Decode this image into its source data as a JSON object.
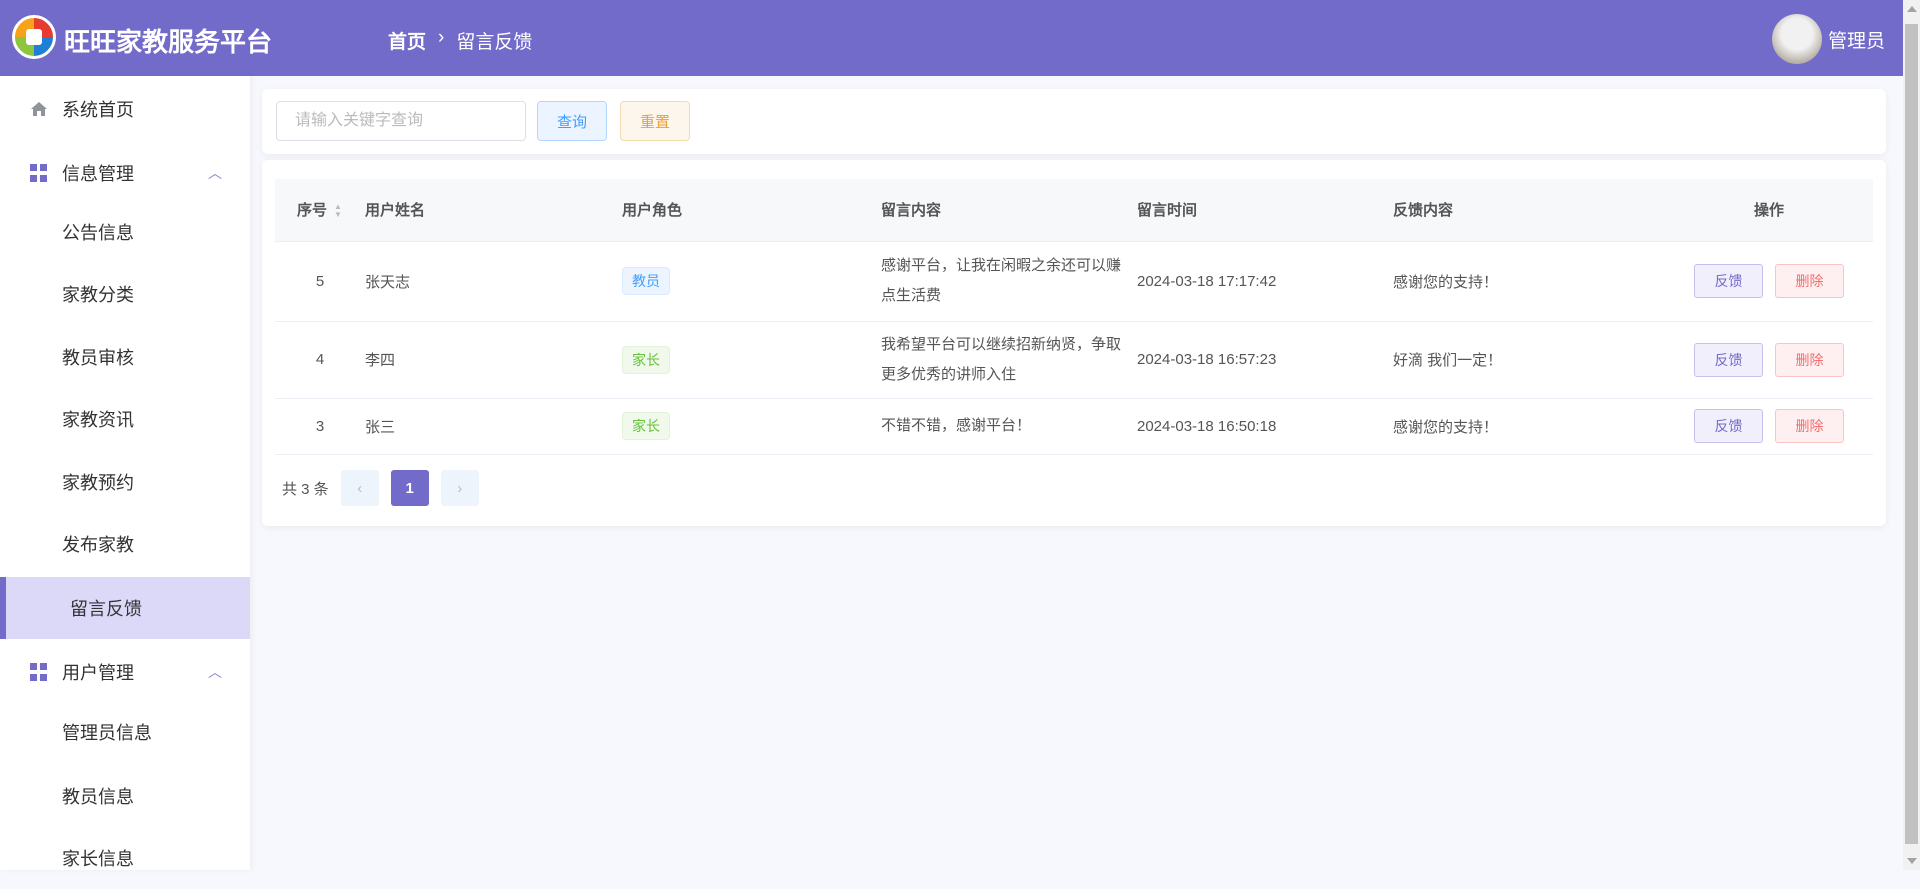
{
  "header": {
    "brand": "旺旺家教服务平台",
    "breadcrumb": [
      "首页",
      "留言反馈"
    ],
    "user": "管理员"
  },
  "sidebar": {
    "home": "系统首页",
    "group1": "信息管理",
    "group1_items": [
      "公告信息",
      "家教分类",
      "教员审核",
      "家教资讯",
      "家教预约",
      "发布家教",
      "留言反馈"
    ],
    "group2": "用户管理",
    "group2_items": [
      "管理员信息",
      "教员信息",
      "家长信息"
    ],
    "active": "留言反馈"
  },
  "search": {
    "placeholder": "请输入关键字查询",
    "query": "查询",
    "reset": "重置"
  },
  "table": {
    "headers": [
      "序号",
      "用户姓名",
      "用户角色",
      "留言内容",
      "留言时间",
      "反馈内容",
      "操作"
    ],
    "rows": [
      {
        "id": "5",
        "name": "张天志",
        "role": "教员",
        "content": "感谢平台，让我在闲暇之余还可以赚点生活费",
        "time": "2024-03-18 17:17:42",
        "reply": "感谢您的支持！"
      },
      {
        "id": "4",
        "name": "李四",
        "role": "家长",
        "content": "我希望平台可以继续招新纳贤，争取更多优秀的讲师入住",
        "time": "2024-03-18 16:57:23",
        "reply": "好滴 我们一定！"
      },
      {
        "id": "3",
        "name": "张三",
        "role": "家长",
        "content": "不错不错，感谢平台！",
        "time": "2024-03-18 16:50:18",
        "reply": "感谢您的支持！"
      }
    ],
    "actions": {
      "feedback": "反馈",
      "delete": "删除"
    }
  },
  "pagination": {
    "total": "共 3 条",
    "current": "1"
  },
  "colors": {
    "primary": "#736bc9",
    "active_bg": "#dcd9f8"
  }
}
* * * *
Short exercise => Without the pictures, write out all of the material exactly.

Reply =>
Decode this image into its source data as a JSON object.
{
  "header": {
    "brand": "旺旺家教服务平台",
    "breadcrumb": [
      "首页",
      "留言反馈"
    ],
    "user": "管理员"
  },
  "sidebar": {
    "home": "系统首页",
    "group1": "信息管理",
    "group1_items": [
      "公告信息",
      "家教分类",
      "教员审核",
      "家教资讯",
      "家教预约",
      "发布家教",
      "留言反馈"
    ],
    "group2": "用户管理",
    "group2_items": [
      "管理员信息",
      "教员信息",
      "家长信息"
    ],
    "active": "留言反馈"
  },
  "search": {
    "placeholder": "请输入关键字查询",
    "query": "查询",
    "reset": "重置"
  },
  "table": {
    "headers": [
      "序号",
      "用户姓名",
      "用户角色",
      "留言内容",
      "留言时间",
      "反馈内容",
      "操作"
    ],
    "rows": [
      {
        "id": "5",
        "name": "张天志",
        "role": "教员",
        "content": "感谢平台，让我在闲暇之余还可以赚点生活费",
        "time": "2024-03-18 17:17:42",
        "reply": "感谢您的支持！"
      },
      {
        "id": "4",
        "name": "李四",
        "role": "家长",
        "content": "我希望平台可以继续招新纳贤，争取更多优秀的讲师入住",
        "time": "2024-03-18 16:57:23",
        "reply": "好滴 我们一定！"
      },
      {
        "id": "3",
        "name": "张三",
        "role": "家长",
        "content": "不错不错，感谢平台！",
        "time": "2024-03-18 16:50:18",
        "reply": "感谢您的支持！"
      }
    ],
    "actions": {
      "feedback": "反馈",
      "delete": "删除"
    }
  },
  "pagination": {
    "total": "共 3 条",
    "current": "1"
  },
  "colors": {
    "primary": "#736bc9",
    "active_bg": "#dcd9f8"
  }
}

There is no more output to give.